(Items listed in a dataset)

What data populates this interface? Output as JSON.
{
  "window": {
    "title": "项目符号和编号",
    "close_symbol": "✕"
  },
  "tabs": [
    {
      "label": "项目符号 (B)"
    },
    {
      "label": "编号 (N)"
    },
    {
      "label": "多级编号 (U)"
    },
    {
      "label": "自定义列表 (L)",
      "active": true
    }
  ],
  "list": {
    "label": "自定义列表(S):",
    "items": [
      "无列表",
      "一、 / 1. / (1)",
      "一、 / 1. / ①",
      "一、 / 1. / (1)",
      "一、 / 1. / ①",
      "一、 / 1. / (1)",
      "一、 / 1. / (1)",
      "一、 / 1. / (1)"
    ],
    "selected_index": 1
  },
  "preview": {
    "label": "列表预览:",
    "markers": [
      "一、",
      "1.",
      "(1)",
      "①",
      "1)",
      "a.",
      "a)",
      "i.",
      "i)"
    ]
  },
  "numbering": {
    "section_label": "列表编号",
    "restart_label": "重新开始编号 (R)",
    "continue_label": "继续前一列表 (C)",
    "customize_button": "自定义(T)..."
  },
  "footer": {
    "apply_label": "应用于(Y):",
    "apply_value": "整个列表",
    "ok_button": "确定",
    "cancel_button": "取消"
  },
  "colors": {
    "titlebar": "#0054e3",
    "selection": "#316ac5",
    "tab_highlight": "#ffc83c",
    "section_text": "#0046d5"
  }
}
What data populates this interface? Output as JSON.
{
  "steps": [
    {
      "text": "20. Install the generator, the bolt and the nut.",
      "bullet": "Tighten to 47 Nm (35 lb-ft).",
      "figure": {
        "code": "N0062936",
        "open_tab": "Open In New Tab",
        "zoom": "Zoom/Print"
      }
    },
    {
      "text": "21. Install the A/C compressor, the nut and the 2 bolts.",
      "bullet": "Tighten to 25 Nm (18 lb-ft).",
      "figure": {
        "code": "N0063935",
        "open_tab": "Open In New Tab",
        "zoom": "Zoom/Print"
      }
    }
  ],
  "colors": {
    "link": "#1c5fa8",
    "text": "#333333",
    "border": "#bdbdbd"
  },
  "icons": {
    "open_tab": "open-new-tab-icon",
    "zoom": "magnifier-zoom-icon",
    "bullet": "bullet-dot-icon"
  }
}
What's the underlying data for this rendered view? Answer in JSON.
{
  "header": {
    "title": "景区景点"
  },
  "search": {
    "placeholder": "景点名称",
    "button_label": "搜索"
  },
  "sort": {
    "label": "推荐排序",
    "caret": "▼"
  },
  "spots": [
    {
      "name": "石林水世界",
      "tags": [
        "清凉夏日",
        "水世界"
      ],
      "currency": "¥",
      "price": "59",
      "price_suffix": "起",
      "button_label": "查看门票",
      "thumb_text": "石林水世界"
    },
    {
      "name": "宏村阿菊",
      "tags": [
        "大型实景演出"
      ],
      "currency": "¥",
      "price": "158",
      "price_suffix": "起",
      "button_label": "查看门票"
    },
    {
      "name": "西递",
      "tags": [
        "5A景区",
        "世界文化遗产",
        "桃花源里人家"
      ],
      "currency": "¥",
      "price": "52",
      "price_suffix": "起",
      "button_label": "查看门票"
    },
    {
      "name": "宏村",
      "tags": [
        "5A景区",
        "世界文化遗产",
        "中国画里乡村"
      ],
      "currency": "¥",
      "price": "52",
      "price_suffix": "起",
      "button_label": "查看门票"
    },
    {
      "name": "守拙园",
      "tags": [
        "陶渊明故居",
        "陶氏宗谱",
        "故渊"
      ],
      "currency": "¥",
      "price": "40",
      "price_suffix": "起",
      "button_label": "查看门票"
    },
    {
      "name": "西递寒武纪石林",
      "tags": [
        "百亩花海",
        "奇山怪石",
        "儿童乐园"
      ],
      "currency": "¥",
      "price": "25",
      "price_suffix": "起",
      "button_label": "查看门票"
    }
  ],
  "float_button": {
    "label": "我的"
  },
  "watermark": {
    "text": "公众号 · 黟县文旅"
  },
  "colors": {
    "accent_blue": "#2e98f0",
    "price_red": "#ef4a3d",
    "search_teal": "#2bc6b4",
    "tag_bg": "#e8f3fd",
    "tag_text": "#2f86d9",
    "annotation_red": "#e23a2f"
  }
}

◆ WORK TO DO: The line containing "What's the underlying" marks the start; retype it and each line after it through the end of the records above, exactly.

◆ RESULT FOR THIS TASK:
What's the underlying data for this rendered view? Answer in JSON.
{
  "header": {
    "title": "景区景点"
  },
  "search": {
    "placeholder": "景点名称",
    "button_label": "搜索"
  },
  "sort": {
    "label": "推荐排序",
    "caret": "▼"
  },
  "spots": [
    {
      "name": "石林水世界",
      "tags": [
        "清凉夏日",
        "水世界"
      ],
      "currency": "¥",
      "price": "59",
      "price_suffix": "起",
      "button_label": "查看门票",
      "thumb_text": "石林水世界"
    },
    {
      "name": "宏村阿菊",
      "tags": [
        "大型实景演出"
      ],
      "currency": "¥",
      "price": "158",
      "price_suffix": "起",
      "button_label": "查看门票"
    },
    {
      "name": "西递",
      "tags": [
        "5A景区",
        "世界文化遗产",
        "桃花源里人家"
      ],
      "currency": "¥",
      "price": "52",
      "price_suffix": "起",
      "button_label": "查看门票"
    },
    {
      "name": "宏村",
      "tags": [
        "5A景区",
        "世界文化遗产",
        "中国画里乡村"
      ],
      "currency": "¥",
      "price": "52",
      "price_suffix": "起",
      "button_label": "查看门票"
    },
    {
      "name": "守拙园",
      "tags": [
        "陶渊明故居",
        "陶氏宗谱",
        "故渊"
      ],
      "currency": "¥",
      "price": "40",
      "price_suffix": "起",
      "button_label": "查看门票"
    },
    {
      "name": "西递寒武纪石林",
      "tags": [
        "百亩花海",
        "奇山怪石",
        "儿童乐园"
      ],
      "currency": "¥",
      "price": "25",
      "price_suffix": "起",
      "button_label": "查看门票"
    }
  ],
  "float_button": {
    "label": "我的"
  },
  "watermark": {
    "text": "公众号 · 黟县文旅"
  },
  "colors": {
    "accent_blue": "#2e98f0",
    "price_red": "#ef4a3d",
    "search_teal": "#2bc6b4",
    "tag_bg": "#e8f3fd",
    "tag_text": "#2f86d9",
    "annotation_red": "#e23a2f"
  }
}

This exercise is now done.